(Data items)
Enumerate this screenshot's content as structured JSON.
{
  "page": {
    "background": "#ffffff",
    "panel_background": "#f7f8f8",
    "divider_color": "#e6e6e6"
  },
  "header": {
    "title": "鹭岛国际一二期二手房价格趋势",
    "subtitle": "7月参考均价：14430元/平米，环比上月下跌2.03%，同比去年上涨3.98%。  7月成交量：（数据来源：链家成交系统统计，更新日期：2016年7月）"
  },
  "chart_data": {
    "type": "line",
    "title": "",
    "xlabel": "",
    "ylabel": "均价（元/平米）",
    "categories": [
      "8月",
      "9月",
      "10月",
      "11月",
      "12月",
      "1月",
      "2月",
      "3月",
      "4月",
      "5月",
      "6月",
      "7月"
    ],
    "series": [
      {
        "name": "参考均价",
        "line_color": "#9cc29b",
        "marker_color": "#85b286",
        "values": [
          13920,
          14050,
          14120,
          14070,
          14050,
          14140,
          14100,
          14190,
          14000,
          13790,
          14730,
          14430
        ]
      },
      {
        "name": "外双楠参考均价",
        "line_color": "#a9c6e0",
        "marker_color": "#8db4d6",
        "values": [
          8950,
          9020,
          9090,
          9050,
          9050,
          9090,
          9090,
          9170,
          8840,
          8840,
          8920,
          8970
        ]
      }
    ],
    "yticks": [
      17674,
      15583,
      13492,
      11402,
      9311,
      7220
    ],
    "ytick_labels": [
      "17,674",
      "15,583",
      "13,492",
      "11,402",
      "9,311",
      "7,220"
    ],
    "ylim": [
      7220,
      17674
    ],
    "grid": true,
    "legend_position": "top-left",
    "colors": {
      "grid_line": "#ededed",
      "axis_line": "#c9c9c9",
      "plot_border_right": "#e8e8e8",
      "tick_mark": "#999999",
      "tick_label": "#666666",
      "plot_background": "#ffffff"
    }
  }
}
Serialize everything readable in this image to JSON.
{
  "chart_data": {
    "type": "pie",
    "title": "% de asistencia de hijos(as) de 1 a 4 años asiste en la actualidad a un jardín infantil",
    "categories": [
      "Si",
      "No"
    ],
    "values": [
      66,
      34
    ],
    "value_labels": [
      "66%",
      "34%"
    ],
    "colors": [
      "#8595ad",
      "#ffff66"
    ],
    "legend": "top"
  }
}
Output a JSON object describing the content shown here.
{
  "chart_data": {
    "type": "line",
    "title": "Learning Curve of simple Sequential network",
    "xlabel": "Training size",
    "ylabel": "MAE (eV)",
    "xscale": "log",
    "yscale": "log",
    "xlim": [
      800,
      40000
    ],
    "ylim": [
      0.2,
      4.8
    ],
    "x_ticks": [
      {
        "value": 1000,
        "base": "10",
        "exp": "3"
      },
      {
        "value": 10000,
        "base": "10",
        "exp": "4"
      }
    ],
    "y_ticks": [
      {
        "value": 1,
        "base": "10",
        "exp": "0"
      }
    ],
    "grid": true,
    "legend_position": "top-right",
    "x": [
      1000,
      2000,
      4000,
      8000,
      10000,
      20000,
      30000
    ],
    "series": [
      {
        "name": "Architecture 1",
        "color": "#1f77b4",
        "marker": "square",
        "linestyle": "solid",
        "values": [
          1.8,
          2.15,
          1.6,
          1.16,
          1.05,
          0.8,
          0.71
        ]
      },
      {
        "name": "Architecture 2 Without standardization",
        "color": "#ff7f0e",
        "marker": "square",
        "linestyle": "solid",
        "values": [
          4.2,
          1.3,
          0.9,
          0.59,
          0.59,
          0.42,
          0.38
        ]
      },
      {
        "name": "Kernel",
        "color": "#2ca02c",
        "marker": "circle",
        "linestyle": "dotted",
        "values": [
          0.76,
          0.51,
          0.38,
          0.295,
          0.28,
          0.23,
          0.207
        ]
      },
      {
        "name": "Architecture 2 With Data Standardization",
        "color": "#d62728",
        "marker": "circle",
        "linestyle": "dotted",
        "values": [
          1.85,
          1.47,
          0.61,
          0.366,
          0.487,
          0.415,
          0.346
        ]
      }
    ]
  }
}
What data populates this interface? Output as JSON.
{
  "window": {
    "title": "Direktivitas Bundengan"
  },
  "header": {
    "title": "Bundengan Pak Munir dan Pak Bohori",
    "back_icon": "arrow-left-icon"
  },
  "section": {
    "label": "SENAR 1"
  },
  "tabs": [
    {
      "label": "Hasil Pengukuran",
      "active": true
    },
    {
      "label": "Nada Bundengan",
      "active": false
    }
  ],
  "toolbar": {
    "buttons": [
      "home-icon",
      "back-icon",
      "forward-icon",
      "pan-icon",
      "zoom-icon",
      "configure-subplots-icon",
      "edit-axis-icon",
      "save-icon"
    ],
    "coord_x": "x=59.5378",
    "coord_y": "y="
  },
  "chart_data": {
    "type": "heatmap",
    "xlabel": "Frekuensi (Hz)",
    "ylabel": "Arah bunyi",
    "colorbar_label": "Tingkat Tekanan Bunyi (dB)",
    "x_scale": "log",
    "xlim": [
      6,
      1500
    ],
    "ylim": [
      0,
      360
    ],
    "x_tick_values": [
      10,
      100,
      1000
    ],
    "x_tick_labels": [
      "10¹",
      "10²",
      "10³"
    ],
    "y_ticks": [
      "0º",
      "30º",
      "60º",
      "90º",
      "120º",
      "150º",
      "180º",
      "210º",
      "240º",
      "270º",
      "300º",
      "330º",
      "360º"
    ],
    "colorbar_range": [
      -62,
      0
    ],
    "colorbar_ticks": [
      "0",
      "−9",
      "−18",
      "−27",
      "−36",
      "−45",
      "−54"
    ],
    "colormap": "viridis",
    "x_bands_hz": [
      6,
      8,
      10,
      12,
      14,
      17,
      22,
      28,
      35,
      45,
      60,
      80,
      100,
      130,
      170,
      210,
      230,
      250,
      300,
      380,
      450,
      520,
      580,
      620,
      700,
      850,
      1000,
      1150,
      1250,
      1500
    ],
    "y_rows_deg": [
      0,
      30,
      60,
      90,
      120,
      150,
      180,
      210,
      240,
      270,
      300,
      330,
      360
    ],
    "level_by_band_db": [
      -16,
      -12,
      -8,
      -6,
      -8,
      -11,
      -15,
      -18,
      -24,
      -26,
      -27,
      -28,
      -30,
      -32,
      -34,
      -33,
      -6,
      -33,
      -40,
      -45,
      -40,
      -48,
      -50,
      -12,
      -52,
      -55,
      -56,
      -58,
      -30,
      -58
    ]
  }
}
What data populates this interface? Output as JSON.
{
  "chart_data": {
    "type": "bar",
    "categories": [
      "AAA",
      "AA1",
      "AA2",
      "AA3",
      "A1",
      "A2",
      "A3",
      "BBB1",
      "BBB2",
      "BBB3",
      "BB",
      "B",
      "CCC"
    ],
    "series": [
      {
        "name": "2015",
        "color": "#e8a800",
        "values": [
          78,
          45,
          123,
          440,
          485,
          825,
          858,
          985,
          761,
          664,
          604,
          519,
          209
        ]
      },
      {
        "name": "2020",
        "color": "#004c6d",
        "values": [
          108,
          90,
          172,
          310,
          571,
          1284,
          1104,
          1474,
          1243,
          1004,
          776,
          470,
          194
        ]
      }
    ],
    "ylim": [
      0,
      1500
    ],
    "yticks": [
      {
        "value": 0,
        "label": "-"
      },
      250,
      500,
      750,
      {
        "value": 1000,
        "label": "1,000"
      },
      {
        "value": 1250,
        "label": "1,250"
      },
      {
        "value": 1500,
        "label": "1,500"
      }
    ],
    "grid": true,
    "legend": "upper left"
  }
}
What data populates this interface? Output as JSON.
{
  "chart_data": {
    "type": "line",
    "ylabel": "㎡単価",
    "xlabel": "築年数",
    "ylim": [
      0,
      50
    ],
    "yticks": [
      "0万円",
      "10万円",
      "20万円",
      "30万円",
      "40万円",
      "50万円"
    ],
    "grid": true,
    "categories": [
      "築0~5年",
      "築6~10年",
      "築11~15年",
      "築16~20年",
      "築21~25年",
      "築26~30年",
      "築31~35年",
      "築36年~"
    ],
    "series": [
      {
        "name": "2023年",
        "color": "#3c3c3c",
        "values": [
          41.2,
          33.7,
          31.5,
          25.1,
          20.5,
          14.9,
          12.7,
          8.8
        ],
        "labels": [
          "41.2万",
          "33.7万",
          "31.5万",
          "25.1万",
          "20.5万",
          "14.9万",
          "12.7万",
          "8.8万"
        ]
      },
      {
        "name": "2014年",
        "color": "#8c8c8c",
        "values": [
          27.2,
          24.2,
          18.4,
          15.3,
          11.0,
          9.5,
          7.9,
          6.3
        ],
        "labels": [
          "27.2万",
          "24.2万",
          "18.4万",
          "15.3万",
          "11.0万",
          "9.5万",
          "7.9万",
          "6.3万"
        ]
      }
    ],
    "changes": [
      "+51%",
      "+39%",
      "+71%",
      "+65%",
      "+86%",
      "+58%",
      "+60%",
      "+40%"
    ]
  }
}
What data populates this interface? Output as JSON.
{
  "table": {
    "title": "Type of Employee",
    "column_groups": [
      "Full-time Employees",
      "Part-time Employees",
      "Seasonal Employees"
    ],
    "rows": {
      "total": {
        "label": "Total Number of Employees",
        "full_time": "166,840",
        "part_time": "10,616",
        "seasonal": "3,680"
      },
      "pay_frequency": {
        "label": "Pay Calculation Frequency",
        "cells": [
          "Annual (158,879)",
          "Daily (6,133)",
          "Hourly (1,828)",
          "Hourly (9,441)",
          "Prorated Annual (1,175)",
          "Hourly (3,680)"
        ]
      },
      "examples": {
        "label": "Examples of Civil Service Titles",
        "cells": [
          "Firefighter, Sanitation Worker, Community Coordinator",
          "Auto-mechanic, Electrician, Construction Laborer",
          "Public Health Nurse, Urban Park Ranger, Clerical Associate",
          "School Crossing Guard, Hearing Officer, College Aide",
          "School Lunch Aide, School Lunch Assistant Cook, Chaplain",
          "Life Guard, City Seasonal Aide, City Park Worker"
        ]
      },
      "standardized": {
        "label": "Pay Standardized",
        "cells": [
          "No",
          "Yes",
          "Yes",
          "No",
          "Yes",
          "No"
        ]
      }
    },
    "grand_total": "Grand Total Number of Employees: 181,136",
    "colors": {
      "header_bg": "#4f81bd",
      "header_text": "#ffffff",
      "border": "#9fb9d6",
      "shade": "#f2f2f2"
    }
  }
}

§ WHAT THE TASK REQUIRES:
Reproduce each line holding the word "Employees".

§ ANSWER TO THIS TASK:
      "Full-time Employees",
      "Part-time Employees",
      "Seasonal Employees"
        "label": "Total Number of Employees",
    "grand_total": "Grand Total Number of Employees: 181,136",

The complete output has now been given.